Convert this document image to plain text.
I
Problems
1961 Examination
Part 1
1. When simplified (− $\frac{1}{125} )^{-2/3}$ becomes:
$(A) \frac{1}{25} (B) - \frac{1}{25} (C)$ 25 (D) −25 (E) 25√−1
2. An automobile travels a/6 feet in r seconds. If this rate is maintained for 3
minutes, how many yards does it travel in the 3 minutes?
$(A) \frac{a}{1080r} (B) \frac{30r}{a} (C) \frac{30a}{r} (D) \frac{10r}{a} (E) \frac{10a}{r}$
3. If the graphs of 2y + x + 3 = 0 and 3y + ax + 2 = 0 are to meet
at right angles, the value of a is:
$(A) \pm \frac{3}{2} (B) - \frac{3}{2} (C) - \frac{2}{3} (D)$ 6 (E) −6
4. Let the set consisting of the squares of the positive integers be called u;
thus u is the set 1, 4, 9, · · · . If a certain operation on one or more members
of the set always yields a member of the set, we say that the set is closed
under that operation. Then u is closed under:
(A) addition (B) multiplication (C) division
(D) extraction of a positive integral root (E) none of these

+++

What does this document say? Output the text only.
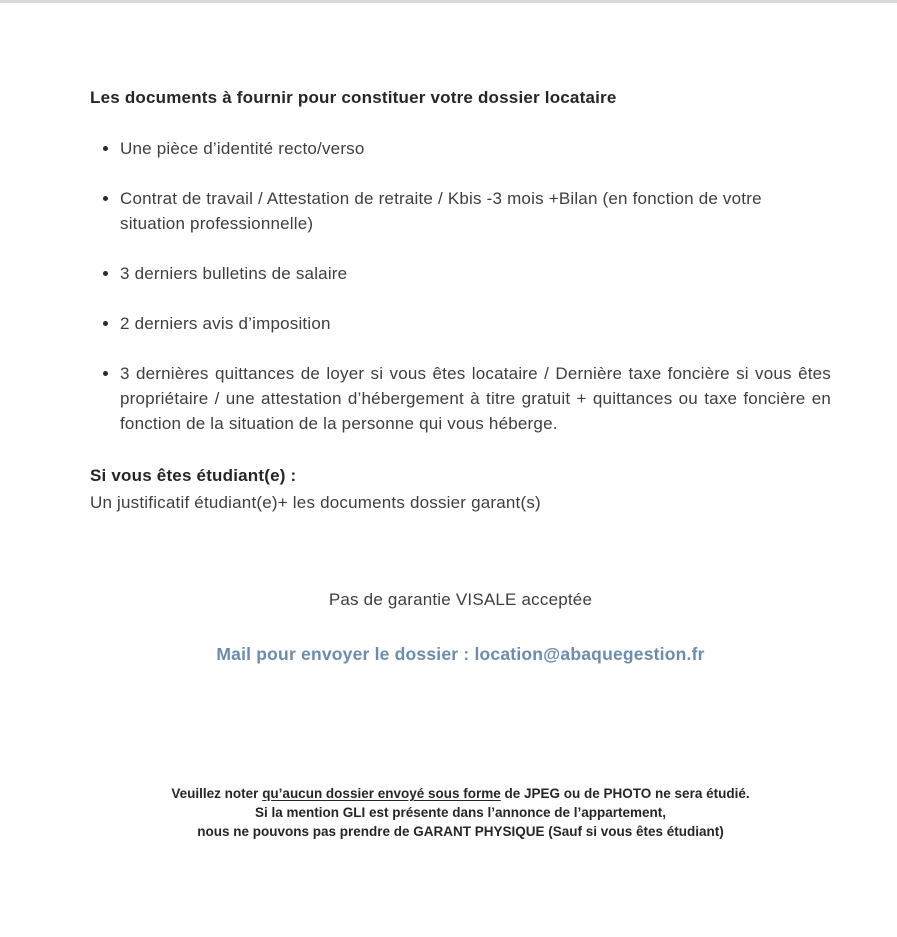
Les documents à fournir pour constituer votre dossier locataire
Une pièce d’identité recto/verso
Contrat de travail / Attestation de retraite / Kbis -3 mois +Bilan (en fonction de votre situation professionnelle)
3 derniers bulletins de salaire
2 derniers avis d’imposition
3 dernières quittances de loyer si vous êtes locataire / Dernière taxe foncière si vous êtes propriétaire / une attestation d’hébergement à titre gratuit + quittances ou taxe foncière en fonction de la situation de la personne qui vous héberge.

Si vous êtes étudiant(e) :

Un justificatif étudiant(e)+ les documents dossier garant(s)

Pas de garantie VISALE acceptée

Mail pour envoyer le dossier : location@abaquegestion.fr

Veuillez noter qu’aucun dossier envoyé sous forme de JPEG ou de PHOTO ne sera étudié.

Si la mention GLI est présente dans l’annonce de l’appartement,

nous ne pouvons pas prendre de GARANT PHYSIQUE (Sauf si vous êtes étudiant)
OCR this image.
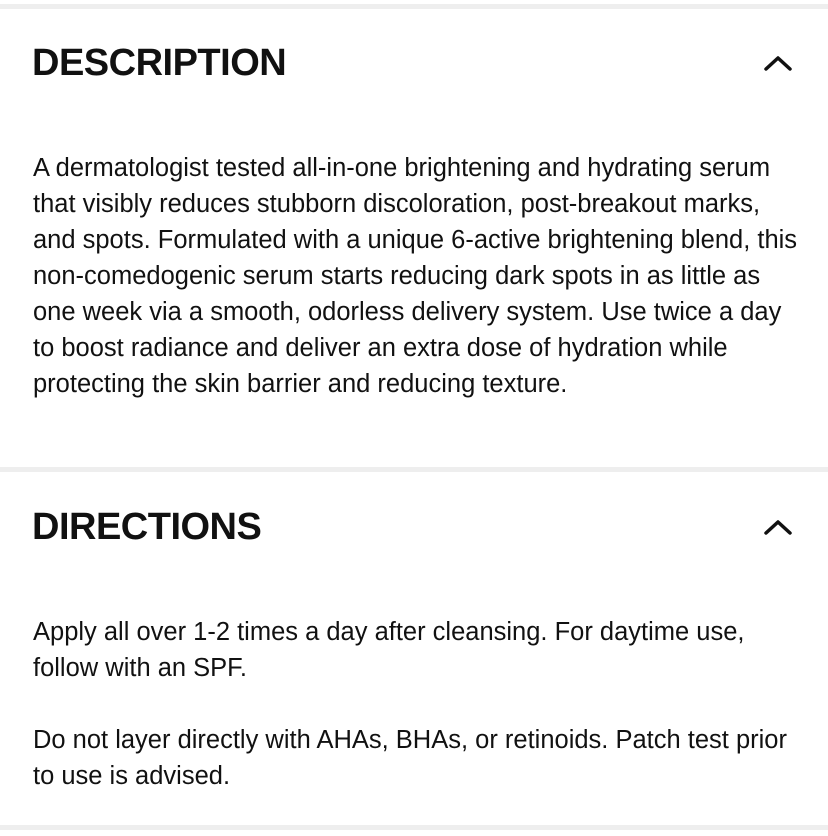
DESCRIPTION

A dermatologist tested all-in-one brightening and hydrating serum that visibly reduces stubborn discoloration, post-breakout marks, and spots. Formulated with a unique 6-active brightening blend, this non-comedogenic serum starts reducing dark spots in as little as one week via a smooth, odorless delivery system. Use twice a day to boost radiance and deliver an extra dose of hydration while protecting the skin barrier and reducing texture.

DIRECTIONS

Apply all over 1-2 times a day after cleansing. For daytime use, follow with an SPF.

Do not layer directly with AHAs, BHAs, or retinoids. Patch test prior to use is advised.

+++

Aim of the exercise: Gather each line of the records holding the string "étudiant".

Task output:
Si vous êtes étudiant(e) :
Un justificatif étudiant(e)+ les documents dossier garant(s)
nous ne pouvons pas prendre de GARANT PHYSIQUE (Sauf si vous êtes étudiant)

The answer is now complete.